What is asked: Take every line where the string "accident" appears and copy it.

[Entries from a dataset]
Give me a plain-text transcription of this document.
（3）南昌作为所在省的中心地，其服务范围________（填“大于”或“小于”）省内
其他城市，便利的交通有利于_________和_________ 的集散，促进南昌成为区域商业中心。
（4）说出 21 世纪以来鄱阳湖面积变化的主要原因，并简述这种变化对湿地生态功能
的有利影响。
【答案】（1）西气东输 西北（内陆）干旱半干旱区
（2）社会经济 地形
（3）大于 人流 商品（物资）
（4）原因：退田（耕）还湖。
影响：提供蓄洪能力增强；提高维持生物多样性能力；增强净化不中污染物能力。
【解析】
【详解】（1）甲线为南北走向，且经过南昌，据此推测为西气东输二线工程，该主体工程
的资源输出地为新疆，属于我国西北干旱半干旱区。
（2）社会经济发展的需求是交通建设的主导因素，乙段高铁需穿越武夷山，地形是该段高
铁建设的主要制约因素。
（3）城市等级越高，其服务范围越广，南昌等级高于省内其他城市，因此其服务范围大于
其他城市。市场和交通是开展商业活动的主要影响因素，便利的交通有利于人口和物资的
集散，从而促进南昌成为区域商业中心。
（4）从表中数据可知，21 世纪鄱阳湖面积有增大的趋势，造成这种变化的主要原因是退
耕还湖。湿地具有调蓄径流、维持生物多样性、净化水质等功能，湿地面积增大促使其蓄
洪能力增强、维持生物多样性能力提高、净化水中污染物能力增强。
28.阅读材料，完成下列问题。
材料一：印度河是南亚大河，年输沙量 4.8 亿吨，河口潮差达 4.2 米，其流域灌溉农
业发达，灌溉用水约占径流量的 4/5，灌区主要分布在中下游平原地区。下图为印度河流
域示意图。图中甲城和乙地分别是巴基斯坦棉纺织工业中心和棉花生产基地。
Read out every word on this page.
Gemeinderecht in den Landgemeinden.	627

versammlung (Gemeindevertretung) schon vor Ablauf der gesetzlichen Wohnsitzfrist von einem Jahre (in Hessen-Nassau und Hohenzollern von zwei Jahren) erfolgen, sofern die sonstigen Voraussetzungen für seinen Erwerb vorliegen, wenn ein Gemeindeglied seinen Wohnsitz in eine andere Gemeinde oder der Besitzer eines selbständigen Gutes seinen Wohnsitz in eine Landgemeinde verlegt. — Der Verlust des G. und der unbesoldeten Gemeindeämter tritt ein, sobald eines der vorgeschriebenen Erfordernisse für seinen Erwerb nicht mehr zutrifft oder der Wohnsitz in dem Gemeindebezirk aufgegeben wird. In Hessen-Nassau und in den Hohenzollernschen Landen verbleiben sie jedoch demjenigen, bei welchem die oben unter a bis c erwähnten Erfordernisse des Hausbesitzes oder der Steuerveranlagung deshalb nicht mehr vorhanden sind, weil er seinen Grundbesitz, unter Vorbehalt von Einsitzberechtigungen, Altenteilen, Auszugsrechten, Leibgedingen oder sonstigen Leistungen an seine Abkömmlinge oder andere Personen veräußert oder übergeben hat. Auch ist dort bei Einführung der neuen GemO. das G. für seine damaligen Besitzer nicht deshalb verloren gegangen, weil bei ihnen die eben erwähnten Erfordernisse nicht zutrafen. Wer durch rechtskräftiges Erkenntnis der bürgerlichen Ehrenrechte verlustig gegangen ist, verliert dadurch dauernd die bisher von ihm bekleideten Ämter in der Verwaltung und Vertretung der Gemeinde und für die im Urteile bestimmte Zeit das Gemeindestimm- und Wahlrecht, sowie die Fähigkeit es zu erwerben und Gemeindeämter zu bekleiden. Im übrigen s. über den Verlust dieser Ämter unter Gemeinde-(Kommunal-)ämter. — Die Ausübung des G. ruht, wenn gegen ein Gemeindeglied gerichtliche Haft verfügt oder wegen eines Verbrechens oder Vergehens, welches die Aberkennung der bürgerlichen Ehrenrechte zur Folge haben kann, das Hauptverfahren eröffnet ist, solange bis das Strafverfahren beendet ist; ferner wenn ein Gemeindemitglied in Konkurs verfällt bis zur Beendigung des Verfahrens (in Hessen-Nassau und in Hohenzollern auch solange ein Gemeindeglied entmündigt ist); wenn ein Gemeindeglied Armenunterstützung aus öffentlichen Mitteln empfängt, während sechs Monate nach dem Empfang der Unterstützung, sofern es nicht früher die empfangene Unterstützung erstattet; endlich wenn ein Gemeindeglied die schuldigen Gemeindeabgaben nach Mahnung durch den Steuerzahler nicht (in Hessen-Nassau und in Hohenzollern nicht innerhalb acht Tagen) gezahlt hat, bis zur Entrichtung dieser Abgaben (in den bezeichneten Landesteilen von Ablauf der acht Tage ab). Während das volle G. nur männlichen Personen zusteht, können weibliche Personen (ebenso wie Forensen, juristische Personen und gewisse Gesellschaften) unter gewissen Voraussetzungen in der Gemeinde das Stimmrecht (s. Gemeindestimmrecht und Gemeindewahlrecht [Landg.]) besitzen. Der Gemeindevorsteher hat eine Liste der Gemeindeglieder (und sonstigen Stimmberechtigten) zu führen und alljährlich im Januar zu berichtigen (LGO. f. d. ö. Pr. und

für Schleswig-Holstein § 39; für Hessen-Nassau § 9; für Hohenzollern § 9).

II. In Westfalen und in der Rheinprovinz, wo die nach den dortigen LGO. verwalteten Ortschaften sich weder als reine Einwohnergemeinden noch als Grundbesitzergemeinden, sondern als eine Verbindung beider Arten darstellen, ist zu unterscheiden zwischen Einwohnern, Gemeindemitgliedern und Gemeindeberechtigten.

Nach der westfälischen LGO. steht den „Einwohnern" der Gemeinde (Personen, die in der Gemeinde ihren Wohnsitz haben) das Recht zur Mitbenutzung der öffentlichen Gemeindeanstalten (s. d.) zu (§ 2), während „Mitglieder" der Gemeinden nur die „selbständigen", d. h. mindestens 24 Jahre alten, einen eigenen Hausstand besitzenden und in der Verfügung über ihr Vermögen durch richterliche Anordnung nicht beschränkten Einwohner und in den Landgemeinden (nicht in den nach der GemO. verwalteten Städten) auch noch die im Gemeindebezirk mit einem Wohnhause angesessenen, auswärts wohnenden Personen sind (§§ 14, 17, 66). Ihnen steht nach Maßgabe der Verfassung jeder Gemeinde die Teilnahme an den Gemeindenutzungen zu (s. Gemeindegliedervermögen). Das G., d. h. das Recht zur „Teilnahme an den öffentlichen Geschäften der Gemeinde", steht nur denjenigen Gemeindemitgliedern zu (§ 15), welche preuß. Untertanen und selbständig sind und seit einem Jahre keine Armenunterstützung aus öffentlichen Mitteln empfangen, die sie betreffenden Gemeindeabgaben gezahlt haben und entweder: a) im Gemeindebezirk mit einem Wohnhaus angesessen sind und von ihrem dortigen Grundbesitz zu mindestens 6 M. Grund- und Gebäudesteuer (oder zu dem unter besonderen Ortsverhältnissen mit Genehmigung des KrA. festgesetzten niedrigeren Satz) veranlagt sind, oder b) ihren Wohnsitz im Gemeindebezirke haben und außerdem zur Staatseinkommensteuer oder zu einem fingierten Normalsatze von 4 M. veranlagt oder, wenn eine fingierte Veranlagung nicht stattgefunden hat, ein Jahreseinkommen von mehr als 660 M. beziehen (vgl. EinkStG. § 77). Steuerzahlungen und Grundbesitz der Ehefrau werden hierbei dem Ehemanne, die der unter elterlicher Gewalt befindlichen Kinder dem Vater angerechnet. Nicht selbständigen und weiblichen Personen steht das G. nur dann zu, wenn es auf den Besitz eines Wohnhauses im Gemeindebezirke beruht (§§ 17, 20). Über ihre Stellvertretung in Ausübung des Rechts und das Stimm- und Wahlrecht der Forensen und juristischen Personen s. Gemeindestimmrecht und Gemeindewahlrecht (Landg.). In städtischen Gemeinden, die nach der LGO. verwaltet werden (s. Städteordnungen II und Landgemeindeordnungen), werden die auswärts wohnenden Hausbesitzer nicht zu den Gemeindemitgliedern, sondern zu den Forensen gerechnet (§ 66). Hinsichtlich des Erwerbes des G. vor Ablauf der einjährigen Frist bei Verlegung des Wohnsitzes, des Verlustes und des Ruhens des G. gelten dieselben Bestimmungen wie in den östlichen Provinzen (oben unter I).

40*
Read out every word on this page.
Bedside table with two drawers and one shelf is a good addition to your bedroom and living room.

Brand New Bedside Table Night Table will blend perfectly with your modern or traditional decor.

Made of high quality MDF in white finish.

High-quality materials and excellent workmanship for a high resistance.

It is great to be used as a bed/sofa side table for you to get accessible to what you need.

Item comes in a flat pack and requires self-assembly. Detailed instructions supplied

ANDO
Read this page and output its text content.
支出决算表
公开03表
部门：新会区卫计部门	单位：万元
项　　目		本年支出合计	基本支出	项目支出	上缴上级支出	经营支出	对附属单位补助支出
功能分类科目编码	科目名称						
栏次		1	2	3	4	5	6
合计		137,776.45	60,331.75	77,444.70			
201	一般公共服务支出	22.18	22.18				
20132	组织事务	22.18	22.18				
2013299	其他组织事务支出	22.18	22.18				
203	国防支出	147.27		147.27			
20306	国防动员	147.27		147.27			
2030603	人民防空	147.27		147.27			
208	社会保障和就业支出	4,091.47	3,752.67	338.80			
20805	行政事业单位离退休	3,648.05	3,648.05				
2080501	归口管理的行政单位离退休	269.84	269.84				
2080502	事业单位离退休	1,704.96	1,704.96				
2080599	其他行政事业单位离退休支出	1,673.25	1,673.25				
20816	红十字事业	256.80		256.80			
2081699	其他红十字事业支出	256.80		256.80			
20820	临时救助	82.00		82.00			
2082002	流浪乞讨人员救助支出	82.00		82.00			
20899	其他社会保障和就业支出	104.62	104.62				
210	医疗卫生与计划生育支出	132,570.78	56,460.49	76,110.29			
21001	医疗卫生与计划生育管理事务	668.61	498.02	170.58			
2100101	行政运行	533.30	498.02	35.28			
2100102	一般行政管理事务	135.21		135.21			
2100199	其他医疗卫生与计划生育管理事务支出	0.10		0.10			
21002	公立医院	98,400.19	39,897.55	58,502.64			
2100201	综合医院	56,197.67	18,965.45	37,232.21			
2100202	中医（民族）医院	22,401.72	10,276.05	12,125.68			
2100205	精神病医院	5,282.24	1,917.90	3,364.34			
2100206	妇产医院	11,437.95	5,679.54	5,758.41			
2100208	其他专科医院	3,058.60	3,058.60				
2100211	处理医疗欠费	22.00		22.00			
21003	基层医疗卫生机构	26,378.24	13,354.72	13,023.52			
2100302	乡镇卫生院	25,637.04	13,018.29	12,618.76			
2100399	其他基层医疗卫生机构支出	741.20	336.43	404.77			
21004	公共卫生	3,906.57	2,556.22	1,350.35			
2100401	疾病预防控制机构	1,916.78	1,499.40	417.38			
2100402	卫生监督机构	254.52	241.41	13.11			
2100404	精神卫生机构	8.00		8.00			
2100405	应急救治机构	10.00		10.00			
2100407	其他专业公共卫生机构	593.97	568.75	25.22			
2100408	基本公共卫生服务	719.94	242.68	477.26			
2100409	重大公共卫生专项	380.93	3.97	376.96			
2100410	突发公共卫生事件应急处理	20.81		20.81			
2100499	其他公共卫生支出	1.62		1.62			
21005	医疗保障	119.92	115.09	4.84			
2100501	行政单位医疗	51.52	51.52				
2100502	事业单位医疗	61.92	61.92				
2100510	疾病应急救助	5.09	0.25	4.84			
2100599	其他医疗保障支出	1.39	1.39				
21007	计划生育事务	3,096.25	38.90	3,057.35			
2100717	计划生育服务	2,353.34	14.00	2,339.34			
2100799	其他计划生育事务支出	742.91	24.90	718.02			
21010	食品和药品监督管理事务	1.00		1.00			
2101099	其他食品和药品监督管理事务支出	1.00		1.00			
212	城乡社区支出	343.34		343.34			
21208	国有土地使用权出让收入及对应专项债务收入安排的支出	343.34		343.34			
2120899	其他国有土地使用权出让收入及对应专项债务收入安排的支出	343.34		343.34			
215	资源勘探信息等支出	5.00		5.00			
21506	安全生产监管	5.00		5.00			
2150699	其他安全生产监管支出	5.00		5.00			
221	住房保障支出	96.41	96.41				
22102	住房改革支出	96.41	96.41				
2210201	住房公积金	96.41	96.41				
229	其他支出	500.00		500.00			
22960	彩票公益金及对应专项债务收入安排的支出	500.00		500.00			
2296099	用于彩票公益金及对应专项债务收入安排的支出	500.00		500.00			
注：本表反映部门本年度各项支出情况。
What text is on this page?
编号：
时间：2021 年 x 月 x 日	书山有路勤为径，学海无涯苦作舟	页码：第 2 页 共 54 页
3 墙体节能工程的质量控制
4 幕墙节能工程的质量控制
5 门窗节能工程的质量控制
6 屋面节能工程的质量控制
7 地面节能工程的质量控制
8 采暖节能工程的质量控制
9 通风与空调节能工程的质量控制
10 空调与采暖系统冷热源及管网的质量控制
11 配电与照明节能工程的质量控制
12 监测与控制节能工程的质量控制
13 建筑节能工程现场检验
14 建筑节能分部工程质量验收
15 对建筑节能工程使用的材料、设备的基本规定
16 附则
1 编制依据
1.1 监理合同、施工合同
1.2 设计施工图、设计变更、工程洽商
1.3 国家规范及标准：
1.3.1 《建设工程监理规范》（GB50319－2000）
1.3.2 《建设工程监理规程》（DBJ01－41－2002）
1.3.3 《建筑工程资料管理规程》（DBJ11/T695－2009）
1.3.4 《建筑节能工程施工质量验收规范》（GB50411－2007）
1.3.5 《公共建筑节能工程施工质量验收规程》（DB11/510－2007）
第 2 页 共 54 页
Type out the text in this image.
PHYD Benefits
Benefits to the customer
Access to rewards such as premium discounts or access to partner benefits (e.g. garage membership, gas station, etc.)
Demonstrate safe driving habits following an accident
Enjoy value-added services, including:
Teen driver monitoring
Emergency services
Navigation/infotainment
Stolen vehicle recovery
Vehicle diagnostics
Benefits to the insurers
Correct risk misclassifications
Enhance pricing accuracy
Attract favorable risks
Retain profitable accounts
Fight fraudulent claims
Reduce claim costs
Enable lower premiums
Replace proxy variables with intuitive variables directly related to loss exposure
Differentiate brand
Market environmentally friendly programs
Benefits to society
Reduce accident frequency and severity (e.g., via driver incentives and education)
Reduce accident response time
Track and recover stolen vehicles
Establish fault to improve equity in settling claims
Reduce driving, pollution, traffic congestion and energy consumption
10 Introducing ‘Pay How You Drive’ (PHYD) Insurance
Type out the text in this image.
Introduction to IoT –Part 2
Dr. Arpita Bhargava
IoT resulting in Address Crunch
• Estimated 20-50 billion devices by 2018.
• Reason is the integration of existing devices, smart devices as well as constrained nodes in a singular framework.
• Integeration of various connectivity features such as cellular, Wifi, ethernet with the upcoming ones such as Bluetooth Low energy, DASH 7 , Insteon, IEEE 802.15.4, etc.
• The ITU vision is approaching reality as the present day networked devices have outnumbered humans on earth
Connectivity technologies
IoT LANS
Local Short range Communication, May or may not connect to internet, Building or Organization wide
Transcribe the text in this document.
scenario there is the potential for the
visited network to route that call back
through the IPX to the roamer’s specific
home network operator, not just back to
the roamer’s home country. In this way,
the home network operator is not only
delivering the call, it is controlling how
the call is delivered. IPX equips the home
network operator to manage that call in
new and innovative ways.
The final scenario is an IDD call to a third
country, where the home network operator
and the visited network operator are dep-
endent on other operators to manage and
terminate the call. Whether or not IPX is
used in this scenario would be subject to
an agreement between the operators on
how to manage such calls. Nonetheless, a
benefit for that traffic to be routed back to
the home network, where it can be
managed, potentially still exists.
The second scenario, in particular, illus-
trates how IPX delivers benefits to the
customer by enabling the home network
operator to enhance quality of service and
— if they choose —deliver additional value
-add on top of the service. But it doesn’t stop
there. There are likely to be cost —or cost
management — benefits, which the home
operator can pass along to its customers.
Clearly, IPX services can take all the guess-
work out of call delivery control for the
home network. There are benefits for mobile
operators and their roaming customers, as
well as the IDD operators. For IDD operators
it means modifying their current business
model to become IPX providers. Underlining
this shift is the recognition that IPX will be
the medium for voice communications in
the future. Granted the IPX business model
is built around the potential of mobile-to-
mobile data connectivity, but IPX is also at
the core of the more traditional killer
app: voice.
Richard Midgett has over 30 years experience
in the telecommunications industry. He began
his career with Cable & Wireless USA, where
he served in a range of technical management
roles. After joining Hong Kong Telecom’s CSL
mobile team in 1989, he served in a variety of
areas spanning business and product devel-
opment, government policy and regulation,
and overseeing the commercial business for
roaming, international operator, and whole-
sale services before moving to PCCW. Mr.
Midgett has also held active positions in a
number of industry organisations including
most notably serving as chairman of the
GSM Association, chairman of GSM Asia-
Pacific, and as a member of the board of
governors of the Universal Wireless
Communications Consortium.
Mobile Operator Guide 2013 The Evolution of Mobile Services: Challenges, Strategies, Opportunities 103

Response to the task:
Demonstrate safe driving habits following an accident
Reduce accident frequency and severity (e.g., via driver incentives and education)
Reduce accident response time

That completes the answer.